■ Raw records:
_ _ _ _ _

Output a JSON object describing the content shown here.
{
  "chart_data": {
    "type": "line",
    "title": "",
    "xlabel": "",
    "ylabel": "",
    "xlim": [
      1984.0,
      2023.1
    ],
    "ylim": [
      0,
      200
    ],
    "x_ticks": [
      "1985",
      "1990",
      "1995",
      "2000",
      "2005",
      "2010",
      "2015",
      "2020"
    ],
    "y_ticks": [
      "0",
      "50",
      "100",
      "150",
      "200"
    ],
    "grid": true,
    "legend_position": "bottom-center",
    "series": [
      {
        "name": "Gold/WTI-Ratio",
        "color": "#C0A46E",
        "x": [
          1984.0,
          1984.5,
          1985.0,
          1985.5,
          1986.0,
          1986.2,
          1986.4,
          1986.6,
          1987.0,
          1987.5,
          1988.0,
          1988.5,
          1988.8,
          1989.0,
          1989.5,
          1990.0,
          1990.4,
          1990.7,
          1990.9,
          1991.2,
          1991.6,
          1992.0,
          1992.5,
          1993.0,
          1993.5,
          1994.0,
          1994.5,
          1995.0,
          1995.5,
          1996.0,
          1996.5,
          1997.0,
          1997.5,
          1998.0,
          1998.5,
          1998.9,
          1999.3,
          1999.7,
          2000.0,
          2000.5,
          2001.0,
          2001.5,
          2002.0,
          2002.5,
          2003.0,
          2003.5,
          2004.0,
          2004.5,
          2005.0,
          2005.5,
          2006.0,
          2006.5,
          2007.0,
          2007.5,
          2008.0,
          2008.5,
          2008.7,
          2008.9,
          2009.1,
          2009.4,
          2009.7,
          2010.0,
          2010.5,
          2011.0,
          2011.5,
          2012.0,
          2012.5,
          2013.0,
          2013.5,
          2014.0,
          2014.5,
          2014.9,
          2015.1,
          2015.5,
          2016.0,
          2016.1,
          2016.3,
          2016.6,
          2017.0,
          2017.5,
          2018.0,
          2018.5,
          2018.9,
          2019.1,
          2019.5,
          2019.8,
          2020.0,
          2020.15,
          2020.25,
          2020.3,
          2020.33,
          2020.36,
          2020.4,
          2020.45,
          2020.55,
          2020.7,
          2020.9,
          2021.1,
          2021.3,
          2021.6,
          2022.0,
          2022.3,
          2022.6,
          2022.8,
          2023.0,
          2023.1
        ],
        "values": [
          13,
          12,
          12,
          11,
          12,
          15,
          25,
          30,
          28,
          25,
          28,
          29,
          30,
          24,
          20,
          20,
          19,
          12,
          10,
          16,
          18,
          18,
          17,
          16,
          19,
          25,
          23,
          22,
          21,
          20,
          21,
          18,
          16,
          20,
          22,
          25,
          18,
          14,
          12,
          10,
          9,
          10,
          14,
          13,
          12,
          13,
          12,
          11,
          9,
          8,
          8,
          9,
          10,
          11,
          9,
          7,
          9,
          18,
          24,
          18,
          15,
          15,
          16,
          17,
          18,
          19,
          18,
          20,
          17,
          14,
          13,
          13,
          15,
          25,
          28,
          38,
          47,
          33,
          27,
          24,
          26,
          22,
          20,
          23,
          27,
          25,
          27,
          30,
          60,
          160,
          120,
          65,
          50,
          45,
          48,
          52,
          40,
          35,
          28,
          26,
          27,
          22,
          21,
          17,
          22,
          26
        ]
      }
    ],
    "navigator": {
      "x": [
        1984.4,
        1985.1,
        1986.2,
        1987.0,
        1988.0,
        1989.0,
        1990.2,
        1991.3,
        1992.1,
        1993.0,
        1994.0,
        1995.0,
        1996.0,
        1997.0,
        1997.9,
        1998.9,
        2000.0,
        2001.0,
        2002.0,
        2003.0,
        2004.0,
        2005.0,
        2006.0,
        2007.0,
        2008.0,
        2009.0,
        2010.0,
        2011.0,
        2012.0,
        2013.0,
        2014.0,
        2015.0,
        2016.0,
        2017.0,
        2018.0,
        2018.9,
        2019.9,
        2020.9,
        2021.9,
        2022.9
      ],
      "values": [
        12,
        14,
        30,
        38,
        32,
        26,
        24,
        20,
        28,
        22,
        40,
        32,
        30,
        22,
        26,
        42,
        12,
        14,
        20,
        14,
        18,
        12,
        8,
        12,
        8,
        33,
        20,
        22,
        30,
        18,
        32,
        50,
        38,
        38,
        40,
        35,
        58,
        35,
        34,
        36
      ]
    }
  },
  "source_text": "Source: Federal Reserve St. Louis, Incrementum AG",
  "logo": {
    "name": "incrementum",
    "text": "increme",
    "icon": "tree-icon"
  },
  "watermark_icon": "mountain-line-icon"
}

_ _ _ _ _

■ Goal of the exercise: Find every line with the word "icon" and state how many there are, with no other words.

■ Response to this exercise: 2